>> Begin
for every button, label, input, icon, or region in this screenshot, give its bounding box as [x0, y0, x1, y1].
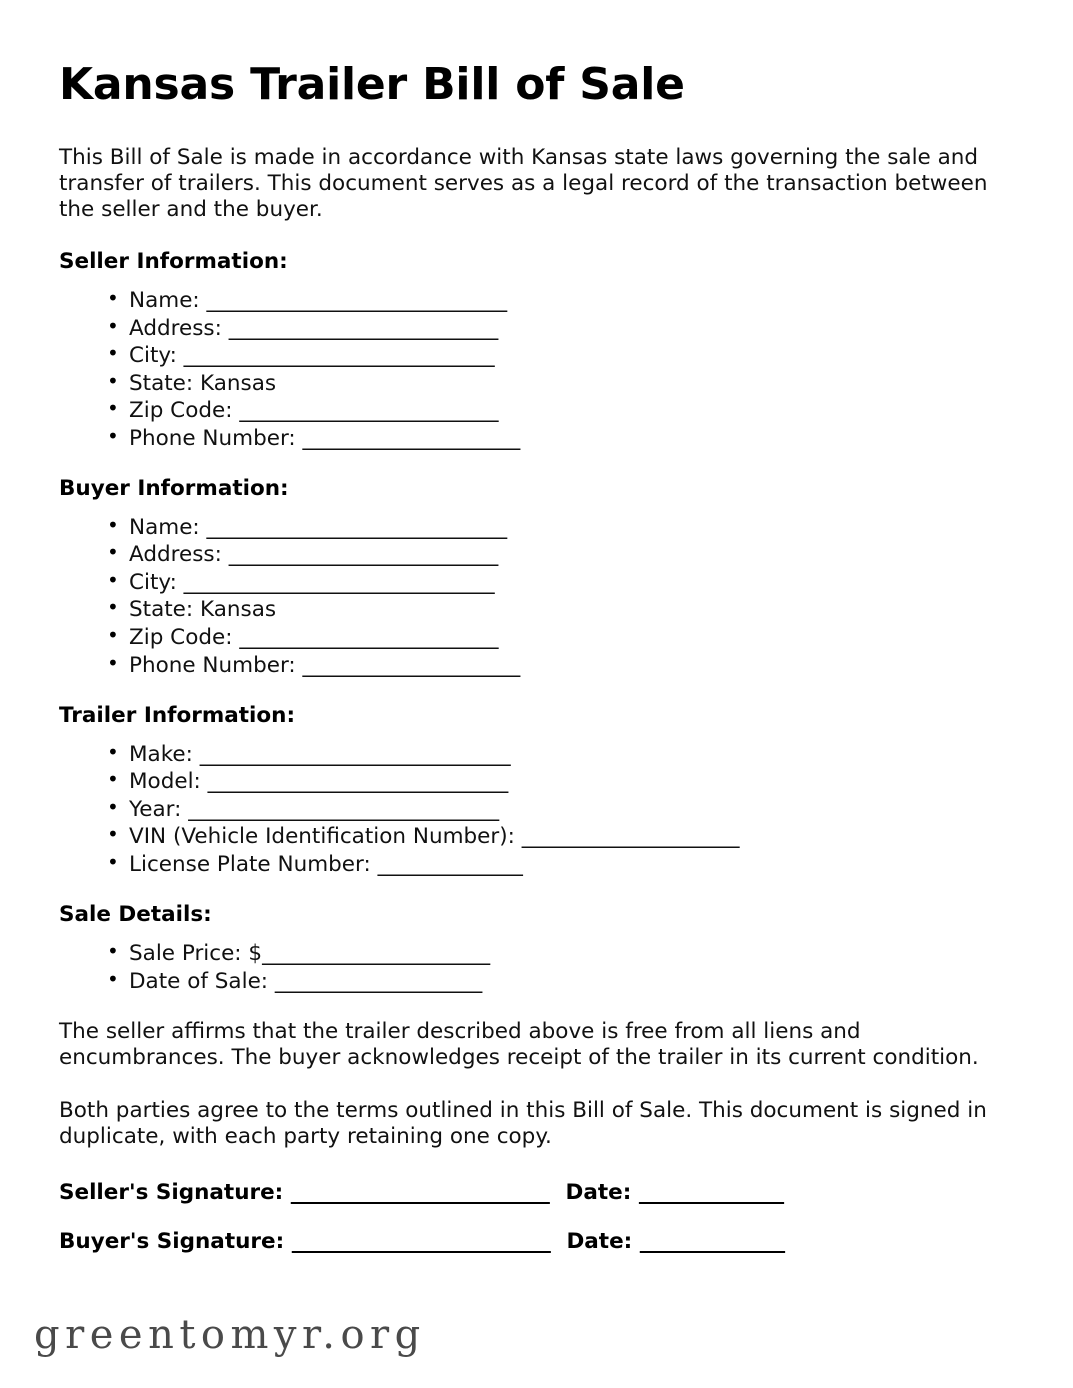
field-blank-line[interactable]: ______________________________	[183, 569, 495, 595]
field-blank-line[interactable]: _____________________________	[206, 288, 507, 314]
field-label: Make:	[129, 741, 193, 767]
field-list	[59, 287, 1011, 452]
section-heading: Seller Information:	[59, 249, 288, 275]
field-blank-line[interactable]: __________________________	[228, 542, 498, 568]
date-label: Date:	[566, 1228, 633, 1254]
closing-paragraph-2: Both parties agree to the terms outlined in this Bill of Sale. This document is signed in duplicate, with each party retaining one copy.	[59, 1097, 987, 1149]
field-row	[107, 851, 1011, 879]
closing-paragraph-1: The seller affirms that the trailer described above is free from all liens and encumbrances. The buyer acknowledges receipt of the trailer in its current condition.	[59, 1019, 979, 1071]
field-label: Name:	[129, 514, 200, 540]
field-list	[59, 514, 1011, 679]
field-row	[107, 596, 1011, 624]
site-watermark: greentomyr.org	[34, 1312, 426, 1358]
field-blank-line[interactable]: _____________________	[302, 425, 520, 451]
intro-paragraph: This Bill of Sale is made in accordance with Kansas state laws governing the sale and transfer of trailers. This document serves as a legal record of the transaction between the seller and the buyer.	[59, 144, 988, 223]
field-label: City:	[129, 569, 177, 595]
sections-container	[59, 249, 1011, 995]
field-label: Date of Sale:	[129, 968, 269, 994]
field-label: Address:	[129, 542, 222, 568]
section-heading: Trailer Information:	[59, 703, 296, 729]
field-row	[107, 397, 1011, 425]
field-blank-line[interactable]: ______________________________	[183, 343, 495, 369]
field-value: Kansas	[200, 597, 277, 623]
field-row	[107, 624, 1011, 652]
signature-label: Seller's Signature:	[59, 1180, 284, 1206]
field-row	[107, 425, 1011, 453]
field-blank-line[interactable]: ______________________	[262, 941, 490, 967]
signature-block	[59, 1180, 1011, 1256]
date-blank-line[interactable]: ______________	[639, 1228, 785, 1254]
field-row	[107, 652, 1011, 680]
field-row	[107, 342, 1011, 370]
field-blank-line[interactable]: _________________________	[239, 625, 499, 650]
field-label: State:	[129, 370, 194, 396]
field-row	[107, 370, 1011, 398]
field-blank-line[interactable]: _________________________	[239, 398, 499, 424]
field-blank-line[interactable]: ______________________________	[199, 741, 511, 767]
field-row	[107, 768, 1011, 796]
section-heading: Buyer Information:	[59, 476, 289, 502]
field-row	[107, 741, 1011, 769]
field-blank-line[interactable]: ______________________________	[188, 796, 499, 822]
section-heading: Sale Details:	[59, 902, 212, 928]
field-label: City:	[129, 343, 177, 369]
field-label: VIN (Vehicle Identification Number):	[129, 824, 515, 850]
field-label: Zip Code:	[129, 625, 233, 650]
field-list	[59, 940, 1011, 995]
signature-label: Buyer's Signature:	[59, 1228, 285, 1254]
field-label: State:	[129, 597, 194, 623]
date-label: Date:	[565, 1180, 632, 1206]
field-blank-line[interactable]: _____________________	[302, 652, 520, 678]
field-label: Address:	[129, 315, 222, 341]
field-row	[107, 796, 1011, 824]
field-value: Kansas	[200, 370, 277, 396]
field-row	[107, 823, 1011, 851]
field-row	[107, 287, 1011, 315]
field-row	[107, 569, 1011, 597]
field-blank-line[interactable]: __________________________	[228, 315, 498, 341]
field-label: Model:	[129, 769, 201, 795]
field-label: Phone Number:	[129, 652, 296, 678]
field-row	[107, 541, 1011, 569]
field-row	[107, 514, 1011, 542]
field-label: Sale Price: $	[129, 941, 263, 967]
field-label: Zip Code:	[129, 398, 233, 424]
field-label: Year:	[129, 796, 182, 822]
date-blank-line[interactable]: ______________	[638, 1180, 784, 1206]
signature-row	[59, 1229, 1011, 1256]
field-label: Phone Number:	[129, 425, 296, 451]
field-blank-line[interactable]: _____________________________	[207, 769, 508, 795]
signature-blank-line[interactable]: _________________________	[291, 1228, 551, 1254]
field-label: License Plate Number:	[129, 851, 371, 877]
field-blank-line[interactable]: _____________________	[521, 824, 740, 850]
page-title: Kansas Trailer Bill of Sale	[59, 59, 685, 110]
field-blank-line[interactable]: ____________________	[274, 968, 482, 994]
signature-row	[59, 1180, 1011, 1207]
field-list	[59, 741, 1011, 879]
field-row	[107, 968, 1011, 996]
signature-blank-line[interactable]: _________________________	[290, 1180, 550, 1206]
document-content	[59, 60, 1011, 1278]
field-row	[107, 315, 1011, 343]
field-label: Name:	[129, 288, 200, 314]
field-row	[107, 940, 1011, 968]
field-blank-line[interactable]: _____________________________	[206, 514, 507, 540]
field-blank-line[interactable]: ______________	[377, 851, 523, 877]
>> End
>> Begin
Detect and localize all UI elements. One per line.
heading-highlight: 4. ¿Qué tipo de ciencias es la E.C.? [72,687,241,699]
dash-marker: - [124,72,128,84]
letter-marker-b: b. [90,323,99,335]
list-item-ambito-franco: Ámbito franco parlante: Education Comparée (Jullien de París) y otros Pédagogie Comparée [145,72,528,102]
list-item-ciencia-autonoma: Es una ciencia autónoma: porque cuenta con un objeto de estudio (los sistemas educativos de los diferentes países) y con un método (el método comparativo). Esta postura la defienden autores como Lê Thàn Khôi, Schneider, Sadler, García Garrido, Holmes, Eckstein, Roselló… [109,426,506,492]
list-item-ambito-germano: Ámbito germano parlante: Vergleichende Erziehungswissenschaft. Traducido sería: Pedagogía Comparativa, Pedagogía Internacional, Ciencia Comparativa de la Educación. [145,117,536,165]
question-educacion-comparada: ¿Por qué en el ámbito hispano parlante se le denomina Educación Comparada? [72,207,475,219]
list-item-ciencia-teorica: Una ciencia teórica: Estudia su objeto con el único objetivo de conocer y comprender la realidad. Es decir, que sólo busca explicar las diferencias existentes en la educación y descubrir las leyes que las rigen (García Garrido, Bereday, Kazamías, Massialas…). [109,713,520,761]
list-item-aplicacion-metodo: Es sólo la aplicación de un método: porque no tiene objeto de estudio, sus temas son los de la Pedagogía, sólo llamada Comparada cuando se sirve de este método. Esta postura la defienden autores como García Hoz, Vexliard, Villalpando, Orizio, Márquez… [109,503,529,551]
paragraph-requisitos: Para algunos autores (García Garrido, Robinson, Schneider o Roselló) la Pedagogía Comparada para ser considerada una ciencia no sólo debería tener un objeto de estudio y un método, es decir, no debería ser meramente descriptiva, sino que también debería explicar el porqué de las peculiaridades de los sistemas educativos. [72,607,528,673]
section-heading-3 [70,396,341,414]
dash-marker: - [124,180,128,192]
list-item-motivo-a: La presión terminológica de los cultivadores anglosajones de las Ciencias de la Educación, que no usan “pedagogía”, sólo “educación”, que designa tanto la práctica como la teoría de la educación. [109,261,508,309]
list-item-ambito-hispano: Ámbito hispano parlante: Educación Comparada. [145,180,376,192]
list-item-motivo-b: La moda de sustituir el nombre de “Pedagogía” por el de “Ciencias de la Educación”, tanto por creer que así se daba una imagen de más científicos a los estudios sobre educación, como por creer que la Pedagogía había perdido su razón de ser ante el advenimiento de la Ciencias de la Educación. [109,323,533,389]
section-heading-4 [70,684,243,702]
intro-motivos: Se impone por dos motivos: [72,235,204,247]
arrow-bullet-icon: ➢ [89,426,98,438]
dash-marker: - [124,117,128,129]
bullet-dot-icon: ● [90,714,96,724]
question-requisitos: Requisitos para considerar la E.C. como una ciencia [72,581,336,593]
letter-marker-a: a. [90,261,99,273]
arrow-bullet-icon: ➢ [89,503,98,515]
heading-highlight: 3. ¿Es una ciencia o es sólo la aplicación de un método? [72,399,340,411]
>> End
=== DIRECTIONS FOR THIS TASK ===
Duplicate the lines of the records starting at the line that contains "Detect and localize" and ending at the line that contains "list-item-ambito-franco: Ámbito franco", both included.

=== FINAL RESULT ===
Detect and localize all UI elements. One per line.
heading-highlight: 4. ¿Qué tipo de ciencias es la E.C.? [72,687,241,699]
dash-marker: - [124,72,128,84]
letter-marker-b: b. [90,323,99,335]
list-item-ambito-franco: Ámbito franco parlante: Education Comparée (Jullien de París) y otros Pédagogie Comparée [145,72,528,102]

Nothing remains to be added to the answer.